Work to do:
Reproduce every line of the data below exactly, leaving out the pictures.

Extracted data:
-=-=-=-=-

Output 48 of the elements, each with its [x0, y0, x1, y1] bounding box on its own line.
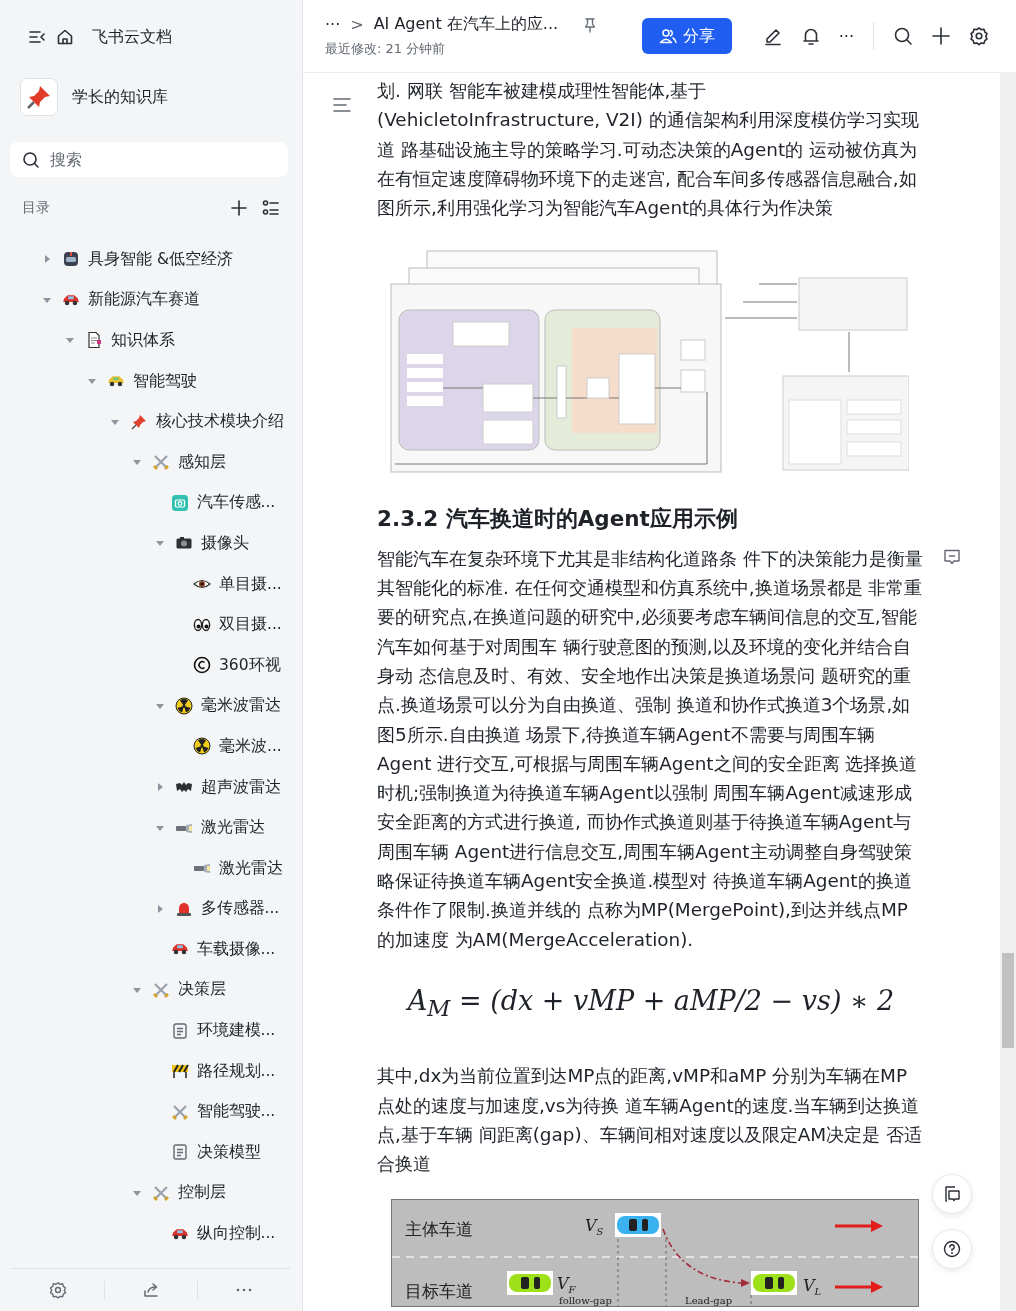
paragraph: 智能汽车在复杂环境下尤其是非结构化道路条 件下的决策能力是衡量其智能化的标准. 在任何交通模型和仿真系统中,换道场景都是 非常重要的研究点,在换道问题的研究中,必须要考虑车辆间信息的交互,智能汽车如何基于对周围车 辆行驶意图的预测,以及环境的变化并结合自身动 态信息及时、有效、安全地作出决策是换道场景问 题研究的重点.换道场景可以分为自由换道、强制 换道和协作式换道3个场景,如图5所示.自由换道 场景下,待换道车辆Agent不需要与周围车辆Agent 进行交互,可根据与周围车辆Agent之间的安全距离 选择换道时机;强制换道为待换道车辆Agent以强制 周围车辆Agent减速形成安全距离的方式进行换道, 而协作式换道则基于待换道车辆Agent与周围车辆 Agent进行信息交互,周围车辆Agent主动调整自身驾驶策略保证待换道车辆Agent安全换道.模型对 待换道车辆Agent的换道条件作了限制.换道并线的 点称为MP(MergePoint),到达并线点MP的加速度 为AM(MergeAcceleration).	[377, 546, 924, 952]
lane-label: 目标车道	[405, 1280, 473, 1301]
space-name[interactable]: 学长的知识库	[72, 86, 168, 108]
tree-item[interactable]: 超声波雷达	[0, 766, 302, 808]
last-modified: 最近修改: 21 分钟前	[325, 40, 447, 58]
tree-item[interactable]: 毫米波...	[0, 726, 302, 767]
toc-label: 目录	[22, 199, 51, 217]
app-name[interactable]: 飞书云文档	[92, 26, 172, 48]
speed-label: V$_{L}$	[803, 1275, 822, 1297]
formula: A$_{M}$ = (dx + vMP + aMP/2 − vs) ∗ 2	[404, 983, 896, 1024]
paragraph: 其中,dx为当前位置到达MP点的距离,vMP和aMP 分别为车辆在MP点处的速度与加速度,vs为待换 道车辆Agent的速度.当车辆到达换道点,基于车辆 间距离(gap)、车辆间相对速度以及限定AM决定是 否适合换道	[377, 1064, 923, 1177]
tree-item[interactable]: 决策层	[0, 969, 302, 1011]
tree-item[interactable]: 感知层	[0, 441, 302, 483]
tree-item[interactable]: 知识体系	[0, 320, 302, 361]
tree-item[interactable]: 多传感器...	[0, 888, 302, 930]
tree-item[interactable]: 新能源汽车赛道	[0, 279, 302, 321]
tree-item[interactable]: 激光雷达	[0, 807, 302, 848]
gap-label: follow-gap	[559, 1294, 612, 1306]
tree-item[interactable]: 汽车传感...	[0, 482, 302, 524]
tree-item[interactable]: 毫米波雷达	[0, 685, 302, 727]
breadcrumb-separator: >	[350, 15, 364, 34]
tree-item[interactable]: 激光雷达	[0, 847, 302, 889]
tree-item[interactable]: 具身智能 &低空经济	[0, 239, 302, 280]
search-field[interactable]: 搜索	[10, 142, 288, 177]
tree-item[interactable]: 路径规划...	[0, 1050, 302, 1092]
tree-item[interactable]: 控制层	[0, 1172, 302, 1214]
speed-label: V$_{S}$	[585, 1215, 604, 1237]
paragraph: 划. 网联 智能车被建模成理性智能体,基于(VehicletoInfrastructure, V2I) 的通信架构利用深度模仿学习实现道 路基础设施主导的策略学习.可动态决策的Agent的 运动被仿真为在有恒定速度障碍物环境下的走迷宫, 配合车间多传感器信息融合,如图所示,利用强化学习为智能汽车Agent的具体行为作决策	[377, 79, 920, 221]
tree-item[interactable]: 智能驾驶	[0, 360, 302, 402]
tree-item[interactable]: 双目摄...	[0, 604, 302, 645]
breadcrumb-more[interactable]: ···	[325, 15, 341, 34]
more-button[interactable]: ···	[838, 26, 854, 46]
tree-item[interactable]: 单目摄...	[0, 563, 302, 605]
gap-label: Lead-gap	[685, 1294, 733, 1306]
lane-label: 主体车道	[405, 1218, 473, 1239]
share-button[interactable]: 分享	[641, 18, 732, 54]
tree-item[interactable]: 环境建模...	[0, 1010, 302, 1051]
document-title: AI Agent 在汽车上的应...	[373, 14, 559, 35]
tree-item[interactable]: 摄像头	[0, 523, 302, 564]
tree-item[interactable]: 核心技术模块介绍	[0, 401, 302, 442]
speed-label: V$_{F}$	[557, 1273, 576, 1295]
tree-item[interactable]: 决策模型	[0, 1132, 302, 1173]
section-heading: 2.3.2 汽车换道时的Agent应用示例	[377, 504, 739, 533]
search-input[interactable]: 搜索	[48, 149, 252, 170]
tree-item[interactable]: 纵向控制...	[0, 1213, 302, 1254]
tree-item[interactable]: 360环视	[0, 644, 302, 686]
tree-item[interactable]: 智能驾驶...	[0, 1091, 302, 1133]
tree-item[interactable]: 车载摄像...	[0, 929, 302, 970]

-=-=-=-=-

Final result:
Output 48 of the elements, each with its [x0, y0, x1, y1] bounding box on its own line.
paragraph: 智能汽车在复杂环境下尤其是非结构化道路条 件下的决策能力是衡量其智能化的标准. 在任何交通模型和仿真系统中,换道场景都是 非常重要的研究点,在换道问题的研究中,必须要考虑车辆间信息的交互,智能汽车如何基于对周围车 辆行驶意图的预测,以及环境的变化并结合自身动 态信息及时、有效、安全地作出决策是换道场景问 题研究的重点.换道场景可以分为自由换道、强制 换道和协作式换道3个场景,如图5所示.自由换道 场景下,待换道车辆Agent不需要与周围车辆Agent 进行交互,可根据与周围车辆Agent之间的安全距离 选择换道时机;强制换道为待换道车辆Agent以强制 周围车辆Agent减速形成安全距离的方式进行换道, 而协作式换道则基于待换道车辆Agent与周围车辆 Agent进行信息交互,周围车辆Agent主动调整自身驾驶策略保证待换道车辆Agent安全换道.模型对 待换道车辆Agent的换道条件作了限制.换道并线的 点称为MP(MergePoint),到达并线点MP的加速度 为AM(MergeAcceleration).	[377, 546, 924, 952]
lane-label: 目标车道	[405, 1280, 473, 1301]
space-name[interactable]: 学长的知识库	[72, 86, 168, 108]
tree-item[interactable]: 超声波雷达	[0, 766, 302, 808]
last-modified: 最近修改: 21 分钟前	[325, 40, 447, 58]
tree-item[interactable]: 毫米波...	[0, 726, 302, 767]
toc-label: 目录	[22, 199, 51, 217]
app-name[interactable]: 飞书云文档	[92, 26, 172, 48]
speed-label: V$_{L}$	[803, 1275, 822, 1297]
formula: A$_{M}$ = (dx + vMP + aMP/2 − vs) ∗ 2	[404, 983, 896, 1024]
paragraph: 其中,dx为当前位置到达MP点的距离,vMP和aMP 分别为车辆在MP点处的速度与加速度,vs为待换 道车辆Agent的速度.当车辆到达换道点,基于车辆 间距离(gap)、车辆间相对速度以及限定AM决定是 否适合换道	[377, 1064, 923, 1177]
tree-item[interactable]: 决策层	[0, 969, 302, 1011]
tree-item[interactable]: 感知层	[0, 441, 302, 483]
tree-item[interactable]: 知识体系	[0, 320, 302, 361]
tree-item[interactable]: 多传感器...	[0, 888, 302, 930]
tree-item[interactable]: 新能源汽车赛道	[0, 279, 302, 321]
tree-item[interactable]: 激光雷达	[0, 807, 302, 848]
gap-label: follow-gap	[559, 1294, 612, 1306]
tree-item[interactable]: 汽车传感...	[0, 482, 302, 524]
tree-item[interactable]: 毫米波雷达	[0, 685, 302, 727]
breadcrumb-separator: >	[350, 15, 364, 34]
tree-item[interactable]: 激光雷达	[0, 847, 302, 889]
tree-item[interactable]: 具身智能 &低空经济	[0, 239, 302, 280]
search-field[interactable]: 搜索	[10, 142, 288, 177]
tree-item[interactable]: 路径规划...	[0, 1050, 302, 1092]
tree-item[interactable]: 控制层	[0, 1172, 302, 1214]
speed-label: V$_{S}$	[585, 1215, 604, 1237]
paragraph: 划. 网联 智能车被建模成理性智能体,基于(VehicletoInfrastructure, V2I) 的通信架构利用深度模仿学习实现道 路基础设施主导的策略学习.可动态决策的Agent的 运动被仿真为在有恒定速度障碍物环境下的走迷宫, 配合车间多传感器信息融合,如图所示,利用强化学习为智能汽车Agent的具体行为作决策	[377, 79, 920, 221]
tree-item[interactable]: 智能驾驶	[0, 360, 302, 402]
tree-item[interactable]: 双目摄...	[0, 604, 302, 645]
breadcrumb-more[interactable]: ···	[325, 15, 341, 34]
more-button[interactable]: ···	[838, 26, 854, 46]
tree-item[interactable]: 单目摄...	[0, 563, 302, 605]
gap-label: Lead-gap	[685, 1294, 733, 1306]
lane-label: 主体车道	[405, 1218, 473, 1239]
share-button[interactable]: 分享	[641, 18, 732, 54]
tree-item[interactable]: 环境建模...	[0, 1010, 302, 1051]
document-title: AI Agent 在汽车上的应...	[373, 14, 559, 35]
tree-item[interactable]: 摄像头	[0, 523, 302, 564]
tree-item[interactable]: 核心技术模块介绍	[0, 401, 302, 442]
speed-label: V$_{F}$	[557, 1273, 576, 1295]
tree-item[interactable]: 决策模型	[0, 1132, 302, 1173]
section-heading: 2.3.2 汽车换道时的Agent应用示例	[377, 504, 739, 533]
search-input[interactable]: 搜索	[48, 149, 252, 170]
tree-item[interactable]: 纵向控制...	[0, 1213, 302, 1254]
tree-item[interactable]: 360环视	[0, 644, 302, 686]
tree-item[interactable]: 智能驾驶...	[0, 1091, 302, 1133]
tree-item[interactable]: 车载摄像...	[0, 929, 302, 970]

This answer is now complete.